Stored data
>>>>

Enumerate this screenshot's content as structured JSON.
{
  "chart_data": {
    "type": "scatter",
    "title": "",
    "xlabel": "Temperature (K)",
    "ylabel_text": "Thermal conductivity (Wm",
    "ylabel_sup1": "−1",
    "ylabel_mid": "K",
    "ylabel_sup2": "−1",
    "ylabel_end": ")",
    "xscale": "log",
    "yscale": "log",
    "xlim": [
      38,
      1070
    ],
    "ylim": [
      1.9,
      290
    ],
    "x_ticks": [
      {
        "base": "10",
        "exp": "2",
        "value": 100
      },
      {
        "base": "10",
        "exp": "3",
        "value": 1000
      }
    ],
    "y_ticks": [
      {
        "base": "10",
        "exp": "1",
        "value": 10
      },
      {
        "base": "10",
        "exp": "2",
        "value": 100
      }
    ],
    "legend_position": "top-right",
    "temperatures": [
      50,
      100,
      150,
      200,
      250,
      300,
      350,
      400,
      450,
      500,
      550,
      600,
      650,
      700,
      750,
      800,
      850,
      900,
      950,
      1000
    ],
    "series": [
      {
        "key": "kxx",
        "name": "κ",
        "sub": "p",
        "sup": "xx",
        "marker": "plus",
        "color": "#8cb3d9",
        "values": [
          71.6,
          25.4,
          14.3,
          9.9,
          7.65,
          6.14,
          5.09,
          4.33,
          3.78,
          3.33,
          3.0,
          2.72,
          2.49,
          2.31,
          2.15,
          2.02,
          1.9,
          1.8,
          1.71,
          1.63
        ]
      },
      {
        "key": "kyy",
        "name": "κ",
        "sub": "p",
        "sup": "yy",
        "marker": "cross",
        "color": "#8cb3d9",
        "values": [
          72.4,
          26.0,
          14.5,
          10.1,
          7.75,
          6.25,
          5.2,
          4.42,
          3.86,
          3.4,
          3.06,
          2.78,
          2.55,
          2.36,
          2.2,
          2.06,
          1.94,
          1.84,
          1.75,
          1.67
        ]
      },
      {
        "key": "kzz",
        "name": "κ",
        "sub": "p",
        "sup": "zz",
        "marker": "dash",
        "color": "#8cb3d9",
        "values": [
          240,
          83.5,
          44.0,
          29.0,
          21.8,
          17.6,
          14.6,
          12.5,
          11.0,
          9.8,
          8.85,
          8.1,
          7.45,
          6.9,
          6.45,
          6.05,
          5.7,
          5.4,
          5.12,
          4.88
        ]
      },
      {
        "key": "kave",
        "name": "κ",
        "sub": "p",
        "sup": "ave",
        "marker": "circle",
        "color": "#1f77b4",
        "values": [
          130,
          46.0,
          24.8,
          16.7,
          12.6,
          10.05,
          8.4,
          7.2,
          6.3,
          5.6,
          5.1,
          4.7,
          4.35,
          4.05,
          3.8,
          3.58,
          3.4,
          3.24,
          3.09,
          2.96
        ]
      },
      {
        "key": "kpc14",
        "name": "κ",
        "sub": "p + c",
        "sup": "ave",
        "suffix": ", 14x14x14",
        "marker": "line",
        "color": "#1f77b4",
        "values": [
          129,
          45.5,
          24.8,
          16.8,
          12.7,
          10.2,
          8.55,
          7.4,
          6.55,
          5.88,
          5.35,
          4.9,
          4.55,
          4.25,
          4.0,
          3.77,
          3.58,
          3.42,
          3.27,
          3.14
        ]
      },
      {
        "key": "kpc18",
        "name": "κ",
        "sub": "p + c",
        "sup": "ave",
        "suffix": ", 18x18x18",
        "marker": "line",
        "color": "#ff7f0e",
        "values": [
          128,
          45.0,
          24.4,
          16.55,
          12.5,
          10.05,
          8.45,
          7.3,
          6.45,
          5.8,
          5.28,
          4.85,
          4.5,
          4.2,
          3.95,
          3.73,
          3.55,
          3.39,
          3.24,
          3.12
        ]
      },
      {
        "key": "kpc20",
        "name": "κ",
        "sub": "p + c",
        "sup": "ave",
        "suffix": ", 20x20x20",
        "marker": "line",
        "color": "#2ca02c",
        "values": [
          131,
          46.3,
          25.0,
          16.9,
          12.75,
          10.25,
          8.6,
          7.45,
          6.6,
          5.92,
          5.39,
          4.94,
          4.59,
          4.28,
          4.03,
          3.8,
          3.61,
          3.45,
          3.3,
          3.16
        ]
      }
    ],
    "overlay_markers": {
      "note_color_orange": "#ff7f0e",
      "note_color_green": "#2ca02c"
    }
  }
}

<<<<

▸ **Stated exercise**
Make an exact copy of all the data.

▸ **Finished exercise**
Enumerate this screenshot's content as structured JSON.
{
  "chart_data": {
    "type": "scatter",
    "title": "",
    "xlabel": "Temperature (K)",
    "ylabel_text": "Thermal conductivity (Wm",
    "ylabel_sup1": "−1",
    "ylabel_mid": "K",
    "ylabel_sup2": "−1",
    "ylabel_end": ")",
    "xscale": "log",
    "yscale": "log",
    "xlim": [
      38,
      1070
    ],
    "ylim": [
      1.9,
      290
    ],
    "x_ticks": [
      {
        "base": "10",
        "exp": "2",
        "value": 100
      },
      {
        "base": "10",
        "exp": "3",
        "value": 1000
      }
    ],
    "y_ticks": [
      {
        "base": "10",
        "exp": "1",
        "value": 10
      },
      {
        "base": "10",
        "exp": "2",
        "value": 100
      }
    ],
    "legend_position": "top-right",
    "temperatures": [
      50,
      100,
      150,
      200,
      250,
      300,
      350,
      400,
      450,
      500,
      550,
      600,
      650,
      700,
      750,
      800,
      850,
      900,
      950,
      1000
    ],
    "series": [
      {
        "key": "kxx",
        "name": "κ",
        "sub": "p",
        "sup": "xx",
        "marker": "plus",
        "color": "#8cb3d9",
        "values": [
          71.6,
          25.4,
          14.3,
          9.9,
          7.65,
          6.14,
          5.09,
          4.33,
          3.78,
          3.33,
          3.0,
          2.72,
          2.49,
          2.31,
          2.15,
          2.02,
          1.9,
          1.8,
          1.71,
          1.63
        ]
      },
      {
        "key": "kyy",
        "name": "κ",
        "sub": "p",
        "sup": "yy",
        "marker": "cross",
        "color": "#8cb3d9",
        "values": [
          72.4,
          26.0,
          14.5,
          10.1,
          7.75,
          6.25,
          5.2,
          4.42,
          3.86,
          3.4,
          3.06,
          2.78,
          2.55,
          2.36,
          2.2,
          2.06,
          1.94,
          1.84,
          1.75,
          1.67
        ]
      },
      {
        "key": "kzz",
        "name": "κ",
        "sub": "p",
        "sup": "zz",
        "marker": "dash",
        "color": "#8cb3d9",
        "values": [
          240,
          83.5,
          44.0,
          29.0,
          21.8,
          17.6,
          14.6,
          12.5,
          11.0,
          9.8,
          8.85,
          8.1,
          7.45,
          6.9,
          6.45,
          6.05,
          5.7,
          5.4,
          5.12,
          4.88
        ]
      },
      {
        "key": "kave",
        "name": "κ",
        "sub": "p",
        "sup": "ave",
        "marker": "circle",
        "color": "#1f77b4",
        "values": [
          130,
          46.0,
          24.8,
          16.7,
          12.6,
          10.05,
          8.4,
          7.2,
          6.3,
          5.6,
          5.1,
          4.7,
          4.35,
          4.05,
          3.8,
          3.58,
          3.4,
          3.24,
          3.09,
          2.96
        ]
      },
      {
        "key": "kpc14",
        "name": "κ",
        "sub": "p + c",
        "sup": "ave",
        "suffix": ", 14x14x14",
        "marker": "line",
        "color": "#1f77b4",
        "values": [
          129,
          45.5,
          24.8,
          16.8,
          12.7,
          10.2,
          8.55,
          7.4,
          6.55,
          5.88,
          5.35,
          4.9,
          4.55,
          4.25,
          4.0,
          3.77,
          3.58,
          3.42,
          3.27,
          3.14
        ]
      },
      {
        "key": "kpc18",
        "name": "κ",
        "sub": "p + c",
        "sup": "ave",
        "suffix": ", 18x18x18",
        "marker": "line",
        "color": "#ff7f0e",
        "values": [
          128,
          45.0,
          24.4,
          16.55,
          12.5,
          10.05,
          8.45,
          7.3,
          6.45,
          5.8,
          5.28,
          4.85,
          4.5,
          4.2,
          3.95,
          3.73,
          3.55,
          3.39,
          3.24,
          3.12
        ]
      },
      {
        "key": "kpc20",
        "name": "κ",
        "sub": "p + c",
        "sup": "ave",
        "suffix": ", 20x20x20",
        "marker": "line",
        "color": "#2ca02c",
        "values": [
          131,
          46.3,
          25.0,
          16.9,
          12.75,
          10.25,
          8.6,
          7.45,
          6.6,
          5.92,
          5.39,
          4.94,
          4.59,
          4.28,
          4.03,
          3.8,
          3.61,
          3.45,
          3.3,
          3.16
        ]
      }
    ],
    "overlay_markers": {
      "note_color_orange": "#ff7f0e",
      "note_color_green": "#2ca02c"
    }
  }
}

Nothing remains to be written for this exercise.